TASK OBJECTIVE: Copy every line of the records below that holds the word "frac".

Saved entries:
==============================

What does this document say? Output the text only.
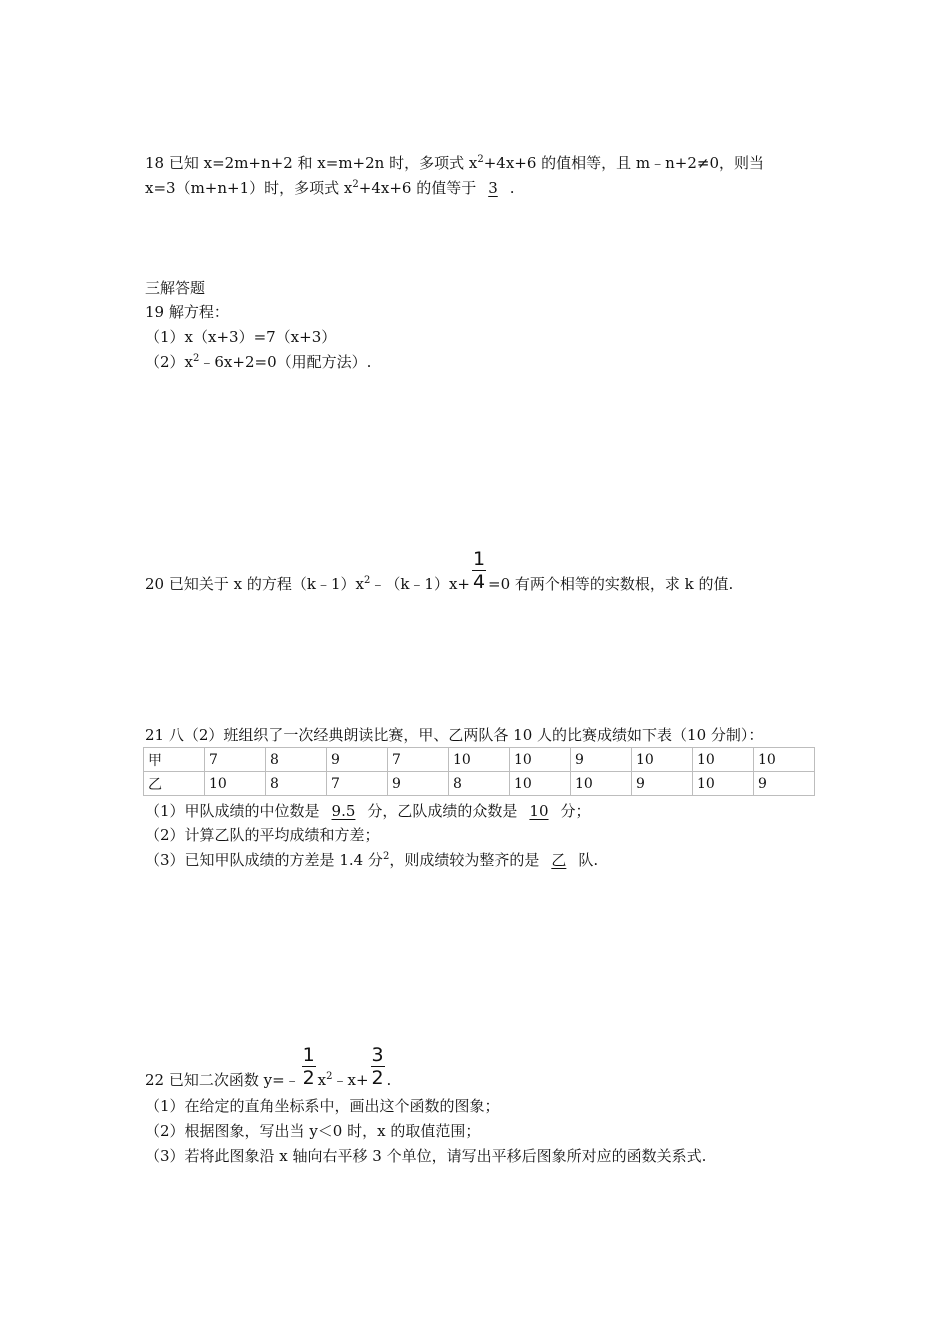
18 已知 x=2m+n+2 和 x=m+2n 时，多项式 $x^2+4x+6$ 的值相等，且 m﹣n+2≠0，则当
x=3（m+n+1）时，多项式 $x^2+4x+6$ 的值等于 3 .
三解答题
19 解方程：
（1）x（x+3）=7（x+3）
$(2)x^2﹣6x+2=0$（用配方法）.
20 已知关于 x 的方程$(k﹣1)x^2﹣(k﹣1)x+ \frac{1}{4} =0$ 有两个相等的实数根，求 k 的值.
21 八（2）班组织了一次经典朗读比赛，甲、乙两队各 10 人的比赛成绩如下表（10 分制）：
甲	7	8	9	7	10	10	9	10	10	10
乙	10	8	7	9	8	10	10	9	10	9
（1）甲队成绩的中位数是 9.5 分，乙队成绩的众数是 10 分；
（2）计算乙队的平均成绩和方差；
（3）已知甲队成绩的方差是 1.4 分$^2$，则成绩较为整齐的是 乙 队.
22 已知二次函数 y=﹣ $\frac{1}{2}$ $x^2﹣x+ \frac{3}{2}$ .
（1）在给定的直角坐标系中，画出这个函数的图象；
（2）根据图象，写出当 y＜0 时，x 的取值范围；
（3）若将此图象沿 x 轴向右平移 3 个单位，请写出平移后图象所对应的函数关系式.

==============================

RESULT FOR THIS TASK:
20 已知关于 x 的方程$(k﹣1)x^2﹣(k﹣1)x+ \frac{1}{4} =0$ 有两个相等的实数根，求 k 的值.
22 已知二次函数 y=﹣ $\frac{1}{2}$ $x^2﹣x+ \frac{3}{2}$ .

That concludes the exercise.